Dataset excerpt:
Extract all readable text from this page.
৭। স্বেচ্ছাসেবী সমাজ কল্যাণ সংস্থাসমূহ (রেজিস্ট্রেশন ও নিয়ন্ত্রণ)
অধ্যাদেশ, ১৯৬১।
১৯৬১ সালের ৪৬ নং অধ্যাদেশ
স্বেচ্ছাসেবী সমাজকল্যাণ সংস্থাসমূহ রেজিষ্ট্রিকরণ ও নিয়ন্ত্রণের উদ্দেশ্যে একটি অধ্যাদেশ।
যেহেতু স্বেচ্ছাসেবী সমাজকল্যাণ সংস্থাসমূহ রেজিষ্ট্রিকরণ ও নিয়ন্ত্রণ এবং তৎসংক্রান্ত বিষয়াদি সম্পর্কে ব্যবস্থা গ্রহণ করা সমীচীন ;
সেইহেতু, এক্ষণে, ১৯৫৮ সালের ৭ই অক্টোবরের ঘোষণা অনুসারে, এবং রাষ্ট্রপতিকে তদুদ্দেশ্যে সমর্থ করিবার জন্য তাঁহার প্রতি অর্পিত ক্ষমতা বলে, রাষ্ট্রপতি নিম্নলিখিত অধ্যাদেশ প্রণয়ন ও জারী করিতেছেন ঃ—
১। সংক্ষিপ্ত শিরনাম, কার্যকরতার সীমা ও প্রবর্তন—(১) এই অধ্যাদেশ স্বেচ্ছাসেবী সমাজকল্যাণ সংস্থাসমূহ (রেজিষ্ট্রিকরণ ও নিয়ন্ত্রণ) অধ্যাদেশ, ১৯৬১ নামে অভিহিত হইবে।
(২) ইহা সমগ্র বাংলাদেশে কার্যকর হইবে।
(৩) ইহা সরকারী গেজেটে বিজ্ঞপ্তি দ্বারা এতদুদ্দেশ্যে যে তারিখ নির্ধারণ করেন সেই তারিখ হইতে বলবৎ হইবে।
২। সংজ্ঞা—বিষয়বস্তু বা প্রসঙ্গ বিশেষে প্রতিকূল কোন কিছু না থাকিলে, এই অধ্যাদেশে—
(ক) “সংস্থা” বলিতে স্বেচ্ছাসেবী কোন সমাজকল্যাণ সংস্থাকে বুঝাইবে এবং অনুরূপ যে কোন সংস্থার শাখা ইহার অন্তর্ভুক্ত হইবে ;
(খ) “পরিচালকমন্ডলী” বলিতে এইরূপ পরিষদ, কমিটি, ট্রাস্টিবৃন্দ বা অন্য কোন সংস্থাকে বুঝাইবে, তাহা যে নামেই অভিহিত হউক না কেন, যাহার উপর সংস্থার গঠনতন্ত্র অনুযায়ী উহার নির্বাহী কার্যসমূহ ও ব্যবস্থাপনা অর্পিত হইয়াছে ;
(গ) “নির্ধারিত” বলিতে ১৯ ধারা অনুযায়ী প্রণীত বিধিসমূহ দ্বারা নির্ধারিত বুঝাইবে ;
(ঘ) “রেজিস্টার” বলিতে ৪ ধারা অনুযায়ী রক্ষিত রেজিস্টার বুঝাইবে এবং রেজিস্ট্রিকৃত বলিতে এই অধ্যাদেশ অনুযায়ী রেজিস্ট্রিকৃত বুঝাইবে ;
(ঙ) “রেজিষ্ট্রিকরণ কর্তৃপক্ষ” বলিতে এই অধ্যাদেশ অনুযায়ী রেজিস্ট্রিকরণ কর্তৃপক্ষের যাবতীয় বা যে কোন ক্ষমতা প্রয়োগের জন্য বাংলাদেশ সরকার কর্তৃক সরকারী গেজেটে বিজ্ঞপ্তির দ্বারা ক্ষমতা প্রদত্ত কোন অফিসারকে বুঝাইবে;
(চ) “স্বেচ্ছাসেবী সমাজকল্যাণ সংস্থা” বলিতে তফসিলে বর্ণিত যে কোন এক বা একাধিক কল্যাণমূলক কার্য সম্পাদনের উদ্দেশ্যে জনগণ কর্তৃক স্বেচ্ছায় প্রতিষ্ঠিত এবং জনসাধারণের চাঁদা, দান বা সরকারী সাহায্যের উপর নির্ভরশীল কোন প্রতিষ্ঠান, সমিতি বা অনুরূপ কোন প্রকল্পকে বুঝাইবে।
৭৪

Task objective:
Copy each record from above exactly, and include every line.

Response:
Extract all readable text from this page.
৭। স্বেচ্ছাসেবী সমাজ কল্যাণ সংস্থাসমূহ (রেজিস্ট্রেশন ও নিয়ন্ত্রণ)
অধ্যাদেশ, ১৯৬১।
১৯৬১ সালের ৪৬ নং অধ্যাদেশ
স্বেচ্ছাসেবী সমাজকল্যাণ সংস্থাসমূহ রেজিষ্ট্রিকরণ ও নিয়ন্ত্রণের উদ্দেশ্যে একটি অধ্যাদেশ।
যেহেতু স্বেচ্ছাসেবী সমাজকল্যাণ সংস্থাসমূহ রেজিষ্ট্রিকরণ ও নিয়ন্ত্রণ এবং তৎসংক্রান্ত বিষয়াদি সম্পর্কে ব্যবস্থা গ্রহণ করা সমীচীন ;
সেইহেতু, এক্ষণে, ১৯৫৮ সালের ৭ই অক্টোবরের ঘোষণা অনুসারে, এবং রাষ্ট্রপতিকে তদুদ্দেশ্যে সমর্থ করিবার জন্য তাঁহার প্রতি অর্পিত ক্ষমতা বলে, রাষ্ট্রপতি নিম্নলিখিত অধ্যাদেশ প্রণয়ন ও জারী করিতেছেন ঃ—
১। সংক্ষিপ্ত শিরনাম, কার্যকরতার সীমা ও প্রবর্তন—(১) এই অধ্যাদেশ স্বেচ্ছাসেবী সমাজকল্যাণ সংস্থাসমূহ (রেজিষ্ট্রিকরণ ও নিয়ন্ত্রণ) অধ্যাদেশ, ১৯৬১ নামে অভিহিত হইবে।
(২) ইহা সমগ্র বাংলাদেশে কার্যকর হইবে।
(৩) ইহা সরকারী গেজেটে বিজ্ঞপ্তি দ্বারা এতদুদ্দেশ্যে যে তারিখ নির্ধারণ করেন সেই তারিখ হইতে বলবৎ হইবে।
২। সংজ্ঞা—বিষয়বস্তু বা প্রসঙ্গ বিশেষে প্রতিকূল কোন কিছু না থাকিলে, এই অধ্যাদেশে—
(ক) “সংস্থা” বলিতে স্বেচ্ছাসেবী কোন সমাজকল্যাণ সংস্থাকে বুঝাইবে এবং অনুরূপ যে কোন সংস্থার শাখা ইহার অন্তর্ভুক্ত হইবে ;
(খ) “পরিচালকমন্ডলী” বলিতে এইরূপ পরিষদ, কমিটি, ট্রাস্টিবৃন্দ বা অন্য কোন সংস্থাকে বুঝাইবে, তাহা যে নামেই অভিহিত হউক না কেন, যাহার উপর সংস্থার গঠনতন্ত্র অনুযায়ী উহার নির্বাহী কার্যসমূহ ও ব্যবস্থাপনা অর্পিত হইয়াছে ;
(গ) “নির্ধারিত” বলিতে ১৯ ধারা অনুযায়ী প্রণীত বিধিসমূহ দ্বারা নির্ধারিত বুঝাইবে ;
(ঘ) “রেজিস্টার” বলিতে ৪ ধারা অনুযায়ী রক্ষিত রেজিস্টার বুঝাইবে এবং রেজিস্ট্রিকৃত বলিতে এই অধ্যাদেশ অনুযায়ী রেজিস্ট্রিকৃত বুঝাইবে ;
(ঙ) “রেজিষ্ট্রিকরণ কর্তৃপক্ষ” বলিতে এই অধ্যাদেশ অনুযায়ী রেজিস্ট্রিকরণ কর্তৃপক্ষের যাবতীয় বা যে কোন ক্ষমতা প্রয়োগের জন্য বাংলাদেশ সরকার কর্তৃক সরকারী গেজেটে বিজ্ঞপ্তির দ্বারা ক্ষমতা প্রদত্ত কোন অফিসারকে বুঝাইবে;
(চ) “স্বেচ্ছাসেবী সমাজকল্যাণ সংস্থা” বলিতে তফসিলে বর্ণিত যে কোন এক বা একাধিক কল্যাণমূলক কার্য সম্পাদনের উদ্দেশ্যে জনগণ কর্তৃক স্বেচ্ছায় প্রতিষ্ঠিত এবং জনসাধারণের চাঁদা, দান বা সরকারী সাহায্যের উপর নির্ভরশীল কোন প্রতিষ্ঠান, সমিতি বা অনুরূপ কোন প্রকল্পকে বুঝাইবে।
৭৪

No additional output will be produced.